= Langkah Kerja =
(a) Dalam teks tentang kaidah luthf, teolog dari aliran mana yang disebut menolak kaidah tersebut?
(b) Salin dengan persis bagian teks tentang kaidah luthf di antara "Keberadaan luthf Allah" dan "memvalidasi ijma' (konsensus).", termasuk kedua bagian itu.

= Teks Ditampilkan =
'''
Kaidah Luthf
Kaidah Luthf (bahasa Arab:قاعدة اللطف) merupakan salah satu kaidah dalam ilmu teologi yang bermakna keniscayaan Tuhan untuk melakukan sesuatu, dengan hal itulah mukalaf akan mendekati pada ketaatan kepada-Nya dan menjauhi dari segala maksiat dari-Nya.
Keberadaan luthf Allah swt tidak mempengaruhi ikhtiyar (pilihan) manusia, yang menyebabkan manusia menjadi majbur (determenis/dipaksakan oleh Tuhan).
Kebanyakan teolog Mu'tazilah dan Imamiyah menerima kaidah luthf ini, berbeda halnya dengan teolog Asy'ariyah yang menolaknya. Para teolog Imamiyah menggunakan kaidah ini untuk membuktikan secara rasional permasalahan keyakinan dalam Islam, seperti pentingnya menetapkan kewajiban agama, keniscayaan pengutusan para nabi, pentingnya menunjuk dan melantik seorang Imam setelah Nabi saw dan lain sebagainya.
Beberapa ahli hukum dan fukaha Imamiyah juga menggunakan kaidah ini untuk memvalidasi ijma' (konsensus).
Definisi
Kaidah lutfh artinya adalah setiap hal yang dapat mendekatkan manusia pada ketaatan atau menjauhkannya dari dosa, maka wajib bagi Tuhan untuk melakukan luthf tersebut, dan suatu keniscayaan juga bagi-Nya untuk melakukannya,[1] seperti mensyariatkan kewajiban dan aturan agama dan mengutus para nabi yang membimbing manusia untuk dapat mengetahui kewajiban agamanya serta menjauhinya dari segala dosa.[2]
Di dalam ilmu kalam (Teologi) luthf adalah salah satu sifat perbuatan Allah swt[3] dengan artian bahwa dengan perantaraan luthf seorang mukallaf bisa mendekat kepada ketaatan dan menjauhi dari segala dosa, tanpa harus berdampak apa pun pada pilihan (ikhtiyar) manusia atau hal yang menyebabkan pemaksaan.[4]
Dalam ayat-ayat Al-Qur'an dan hadis-hadis yang dipercaya, luthf Allah swt juga digunakan dalam makna lain;[5] diantaranya ilmu Tuhan yang terealisasi,[6] Dzat Allah swt yang tidak bisa disentuh panca indra dan penolakan terhadap sifat jism (fisik) pada-Nya,[7] Hahkikat Allah swt yang tidak mungkin dipahami,[8] kelembutan dalam penciptaan dan pengaturan-Nya,[9] serta kebaikan dan kemurah hatian-Nya.[10]
Macam-macam Luthf
Luthf terdiri dari dua macam: lutfh muhasshil dan luthf muqarrib.[11]
- Lutfh muhasshil adalah sesuatu yang harus diperbuat untuk mencapai ketaatan dan pengabdian manusia kepada Tuhannya; Artinya, tanpa lutfh muhasshil, manusia tidak dapat mengabdi kepada Tuhan sama sekali.
'''
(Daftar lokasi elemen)
'''
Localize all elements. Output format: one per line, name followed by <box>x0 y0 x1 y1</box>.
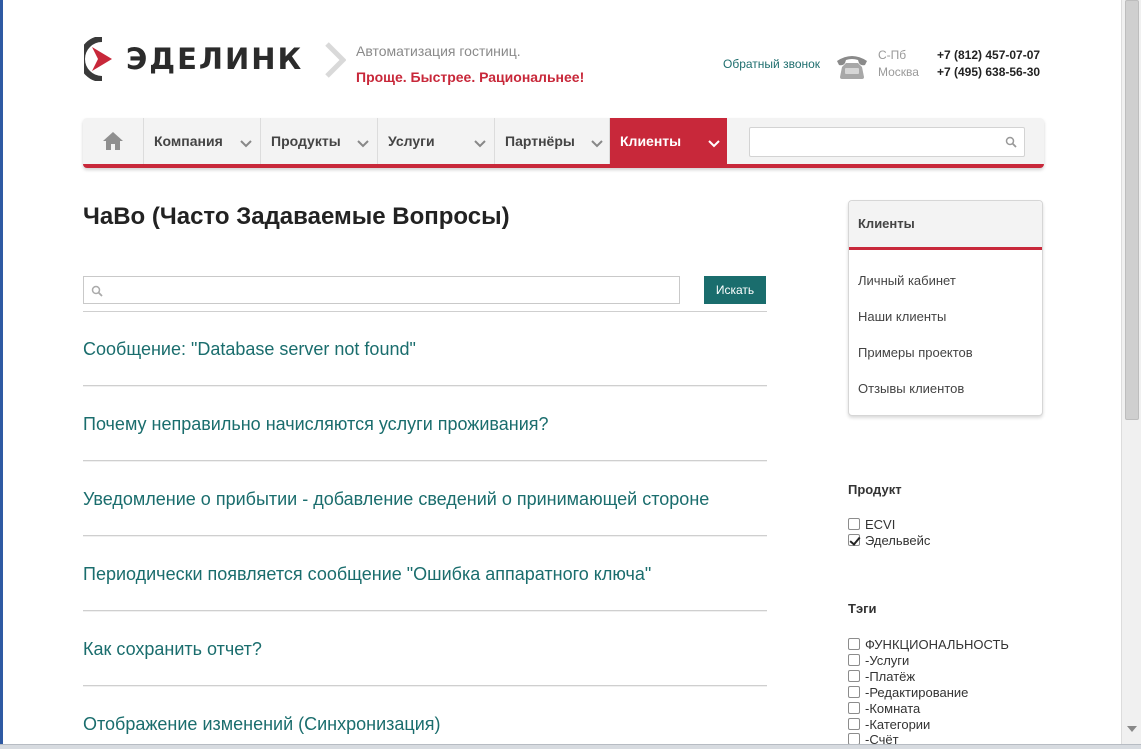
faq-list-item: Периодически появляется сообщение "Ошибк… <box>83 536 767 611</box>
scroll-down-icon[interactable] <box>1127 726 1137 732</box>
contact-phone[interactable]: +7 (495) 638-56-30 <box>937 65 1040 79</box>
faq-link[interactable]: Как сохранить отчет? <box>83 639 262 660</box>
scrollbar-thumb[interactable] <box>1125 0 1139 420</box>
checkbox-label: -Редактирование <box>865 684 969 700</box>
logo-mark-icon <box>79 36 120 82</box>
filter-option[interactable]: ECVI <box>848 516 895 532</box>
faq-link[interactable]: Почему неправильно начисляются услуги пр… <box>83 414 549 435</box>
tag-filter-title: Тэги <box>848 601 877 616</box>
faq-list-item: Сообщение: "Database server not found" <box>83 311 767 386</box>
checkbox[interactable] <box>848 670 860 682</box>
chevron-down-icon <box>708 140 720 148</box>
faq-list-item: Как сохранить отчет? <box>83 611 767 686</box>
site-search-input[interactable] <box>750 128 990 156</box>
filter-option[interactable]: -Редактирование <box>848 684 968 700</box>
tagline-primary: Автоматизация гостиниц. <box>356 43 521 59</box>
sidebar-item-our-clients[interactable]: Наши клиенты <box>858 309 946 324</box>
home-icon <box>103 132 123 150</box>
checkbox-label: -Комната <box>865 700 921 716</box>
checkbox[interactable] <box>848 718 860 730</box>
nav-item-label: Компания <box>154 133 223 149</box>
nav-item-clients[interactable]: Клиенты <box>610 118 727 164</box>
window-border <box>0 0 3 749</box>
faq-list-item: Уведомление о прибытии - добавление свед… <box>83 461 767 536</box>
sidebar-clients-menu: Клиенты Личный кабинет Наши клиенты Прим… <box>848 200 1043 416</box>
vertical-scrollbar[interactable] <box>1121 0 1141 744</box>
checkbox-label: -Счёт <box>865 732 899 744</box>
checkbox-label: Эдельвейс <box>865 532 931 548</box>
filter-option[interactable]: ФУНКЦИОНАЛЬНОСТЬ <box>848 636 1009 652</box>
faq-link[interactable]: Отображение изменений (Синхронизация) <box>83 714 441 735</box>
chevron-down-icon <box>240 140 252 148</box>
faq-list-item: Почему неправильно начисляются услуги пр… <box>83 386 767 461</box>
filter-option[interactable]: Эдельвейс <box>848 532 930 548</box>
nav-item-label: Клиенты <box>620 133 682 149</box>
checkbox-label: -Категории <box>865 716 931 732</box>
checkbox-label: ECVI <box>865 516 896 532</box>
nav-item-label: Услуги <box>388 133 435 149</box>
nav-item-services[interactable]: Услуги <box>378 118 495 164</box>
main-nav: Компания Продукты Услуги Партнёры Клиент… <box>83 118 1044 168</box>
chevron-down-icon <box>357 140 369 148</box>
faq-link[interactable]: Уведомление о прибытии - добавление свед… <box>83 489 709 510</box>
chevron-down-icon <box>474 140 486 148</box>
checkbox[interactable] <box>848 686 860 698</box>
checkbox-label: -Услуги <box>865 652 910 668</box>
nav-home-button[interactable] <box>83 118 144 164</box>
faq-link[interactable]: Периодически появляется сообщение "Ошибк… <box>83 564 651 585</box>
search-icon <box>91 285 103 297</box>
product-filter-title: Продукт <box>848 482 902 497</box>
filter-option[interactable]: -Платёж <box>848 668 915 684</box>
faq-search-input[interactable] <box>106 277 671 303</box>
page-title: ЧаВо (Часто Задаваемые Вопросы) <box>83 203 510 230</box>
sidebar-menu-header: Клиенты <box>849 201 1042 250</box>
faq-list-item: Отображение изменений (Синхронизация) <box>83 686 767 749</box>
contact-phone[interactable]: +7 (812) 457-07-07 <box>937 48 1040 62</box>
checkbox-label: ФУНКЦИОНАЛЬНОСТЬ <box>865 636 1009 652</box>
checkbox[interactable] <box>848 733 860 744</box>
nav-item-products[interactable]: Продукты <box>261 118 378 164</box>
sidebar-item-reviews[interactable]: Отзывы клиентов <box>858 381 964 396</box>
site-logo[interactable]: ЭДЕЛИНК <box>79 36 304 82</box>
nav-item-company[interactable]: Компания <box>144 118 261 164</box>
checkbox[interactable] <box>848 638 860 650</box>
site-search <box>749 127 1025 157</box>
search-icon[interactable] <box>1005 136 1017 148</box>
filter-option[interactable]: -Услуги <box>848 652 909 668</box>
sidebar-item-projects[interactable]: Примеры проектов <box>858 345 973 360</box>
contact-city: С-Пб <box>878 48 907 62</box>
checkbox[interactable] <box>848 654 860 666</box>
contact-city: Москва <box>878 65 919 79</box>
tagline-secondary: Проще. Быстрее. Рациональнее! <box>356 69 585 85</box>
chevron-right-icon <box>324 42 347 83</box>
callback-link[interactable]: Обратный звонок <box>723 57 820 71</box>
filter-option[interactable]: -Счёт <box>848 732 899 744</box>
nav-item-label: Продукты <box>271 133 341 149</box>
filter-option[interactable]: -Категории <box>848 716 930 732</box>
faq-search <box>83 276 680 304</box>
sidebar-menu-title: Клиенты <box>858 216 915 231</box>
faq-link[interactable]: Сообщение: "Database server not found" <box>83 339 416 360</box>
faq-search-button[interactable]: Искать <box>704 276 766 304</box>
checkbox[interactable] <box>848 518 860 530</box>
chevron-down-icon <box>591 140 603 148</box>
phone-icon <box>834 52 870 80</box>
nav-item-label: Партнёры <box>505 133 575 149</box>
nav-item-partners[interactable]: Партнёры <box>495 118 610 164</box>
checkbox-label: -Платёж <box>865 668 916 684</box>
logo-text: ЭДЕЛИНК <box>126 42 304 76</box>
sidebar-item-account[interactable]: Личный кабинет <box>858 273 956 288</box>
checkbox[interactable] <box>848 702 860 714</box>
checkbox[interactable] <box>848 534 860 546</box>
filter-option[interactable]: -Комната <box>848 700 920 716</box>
'''
= Daftar Jawaban =
(a) Teolog Asy'ariyah.

(b)
Keberadaan luthf Allah swt tidak mempengaruhi ikhtiyar (pilihan) manusia, yang menyebabkan manusia menjadi majbur (determenis/dipaksakan oleh Tuhan).
Kebanyakan teolog Mu'tazilah dan Imamiyah menerima kaidah luthf ini, berbeda halnya dengan teolog Asy'ariyah yang menolaknya. Para teolog Imamiyah menggunakan kaidah ini untuk membuktikan secara rasional permasalahan keyakinan dalam Islam, seperti pentingnya menetapkan kewajiban agama, keniscayaan pengutusan para nabi, pentingnya menunjuk dan melantik seorang Imam setelah Nabi saw dan lain sebagainya.
Beberapa ahli hukum dan fukaha Imamiyah juga menggunakan kaidah ini untuk memvalidasi ijma' (konsensus).